▸ **WHAT NEEDS TO BE DONE**:
Output the text lines of each row below verbatim, omitting the pictures.

/---

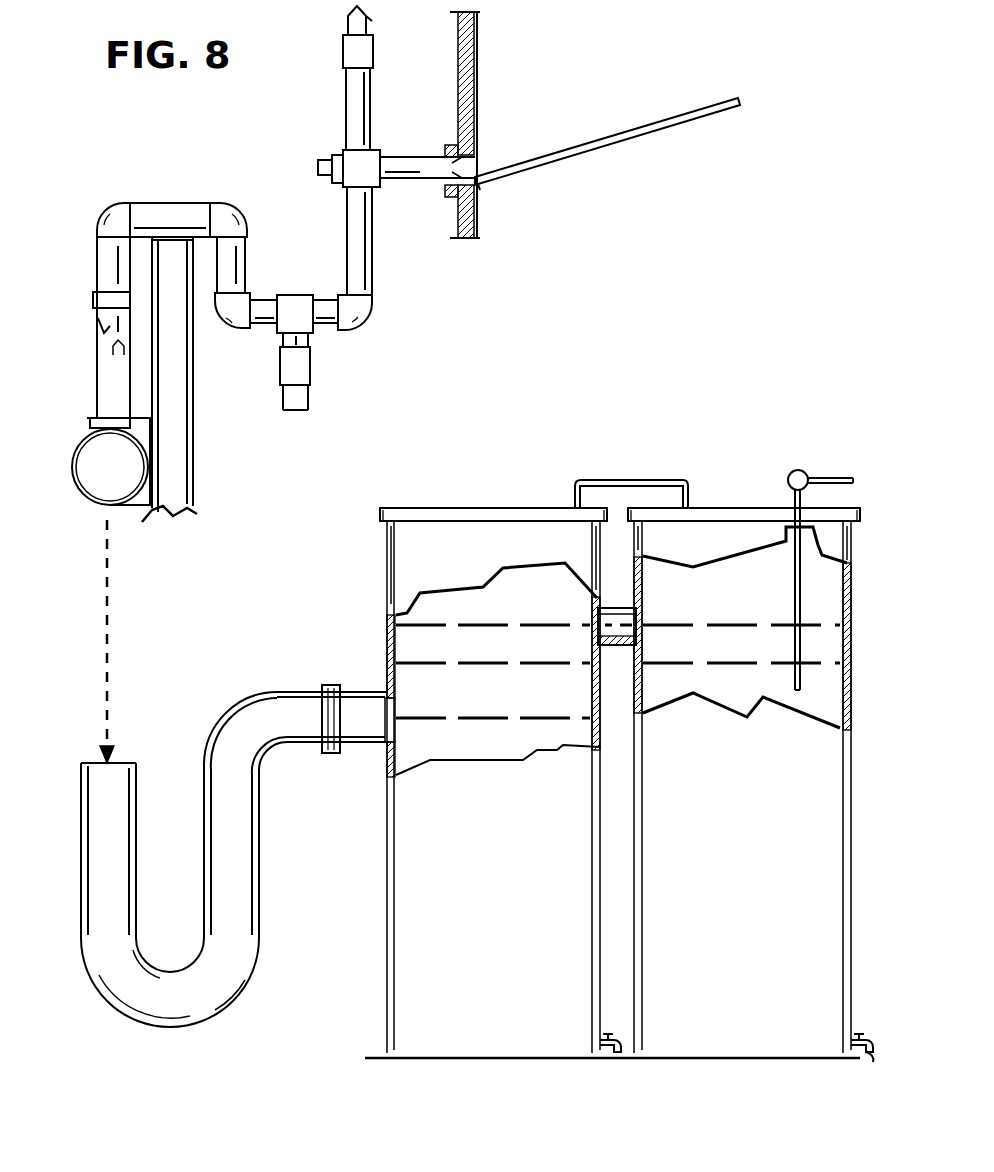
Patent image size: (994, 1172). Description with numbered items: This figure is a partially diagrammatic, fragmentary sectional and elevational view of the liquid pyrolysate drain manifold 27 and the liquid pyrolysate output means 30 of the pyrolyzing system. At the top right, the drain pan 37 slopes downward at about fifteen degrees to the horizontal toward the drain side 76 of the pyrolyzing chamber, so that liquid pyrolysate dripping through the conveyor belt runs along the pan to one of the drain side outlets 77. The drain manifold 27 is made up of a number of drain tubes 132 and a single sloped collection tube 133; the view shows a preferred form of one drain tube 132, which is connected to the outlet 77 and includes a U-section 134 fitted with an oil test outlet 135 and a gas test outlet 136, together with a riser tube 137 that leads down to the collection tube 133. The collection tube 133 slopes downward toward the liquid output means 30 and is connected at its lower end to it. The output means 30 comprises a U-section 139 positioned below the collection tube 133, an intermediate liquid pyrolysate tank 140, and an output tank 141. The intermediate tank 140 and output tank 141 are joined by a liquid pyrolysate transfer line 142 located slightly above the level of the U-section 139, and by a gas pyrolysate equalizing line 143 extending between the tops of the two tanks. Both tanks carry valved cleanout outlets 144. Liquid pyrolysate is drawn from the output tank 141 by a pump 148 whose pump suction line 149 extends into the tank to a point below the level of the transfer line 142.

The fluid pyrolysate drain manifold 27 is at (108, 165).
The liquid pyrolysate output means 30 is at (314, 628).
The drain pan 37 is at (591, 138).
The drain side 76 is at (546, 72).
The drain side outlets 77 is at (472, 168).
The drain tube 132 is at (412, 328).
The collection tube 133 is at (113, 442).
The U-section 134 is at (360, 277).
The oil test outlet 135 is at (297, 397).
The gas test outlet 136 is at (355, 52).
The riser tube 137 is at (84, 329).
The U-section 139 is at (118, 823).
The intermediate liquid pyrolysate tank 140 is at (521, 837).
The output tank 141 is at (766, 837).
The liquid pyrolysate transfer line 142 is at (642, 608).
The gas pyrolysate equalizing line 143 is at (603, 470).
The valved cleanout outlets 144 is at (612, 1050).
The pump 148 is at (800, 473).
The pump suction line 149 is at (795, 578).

\---

▸ **RESULT FOR THIS TASK**:
Patent image size: (994, 1172). Description with numbered items: This figure is a partially diagrammatic, fragmentary sectional and elevational view of the liquid pyrolysate drain manifold 27 and the liquid pyrolysate output means 30 of the pyrolyzing system. At the top right, the drain pan 37 slopes downward at about fifteen degrees to the horizontal toward the drain side 76 of the pyrolyzing chamber, so that liquid pyrolysate dripping through the conveyor belt runs along the pan to one of the drain side outlets 77. The drain manifold 27 is made up of a number of drain tubes 132 and a single sloped collection tube 133; the view shows a preferred form of one drain tube 132, which is connected to the outlet 77 and includes a U-section 134 fitted with an oil test outlet 135 and a gas test outlet 136, together with a riser tube 137 that leads down to the collection tube 133. The collection tube 133 slopes downward toward the liquid output means 30 and is connected at its lower end to it. The output means 30 comprises a U-section 139 positioned below the collection tube 133, an intermediate liquid pyrolysate tank 140, and an output tank 141. The intermediate tank 140 and output tank 141 are joined by a liquid pyrolysate transfer line 142 located slightly above the level of the U-section 139, and by a gas pyrolysate equalizing line 143 extending between the tops of the two tanks. Both tanks carry valved cleanout outlets 144. Liquid pyrolysate is drawn from the output tank 141 by a pump 148 whose pump suction line 149 extends into the tank to a point below the level of the transfer line 142.

The fluid pyrolysate drain manifold 27 is at (108, 165).
The liquid pyrolysate output means 30 is at (314, 628).
The drain pan 37 is at (591, 138).
The drain side 76 is at (546, 72).
The drain side outlets 77 is at (472, 168).
The drain tube 132 is at (412, 328).
The collection tube 133 is at (113, 442).
The U-section 134 is at (360, 277).
The oil test outlet 135 is at (297, 397).
The gas test outlet 136 is at (355, 52).
The riser tube 137 is at (84, 329).
The U-section 139 is at (118, 823).
The intermediate liquid pyrolysate tank 140 is at (521, 837).
The output tank 141 is at (766, 837).
The liquid pyrolysate transfer line 142 is at (642, 608).
The gas pyrolysate equalizing line 143 is at (603, 470).
The valved cleanout outlets 144 is at (612, 1050).
The pump 148 is at (800, 473).
The pump suction line 149 is at (795, 578).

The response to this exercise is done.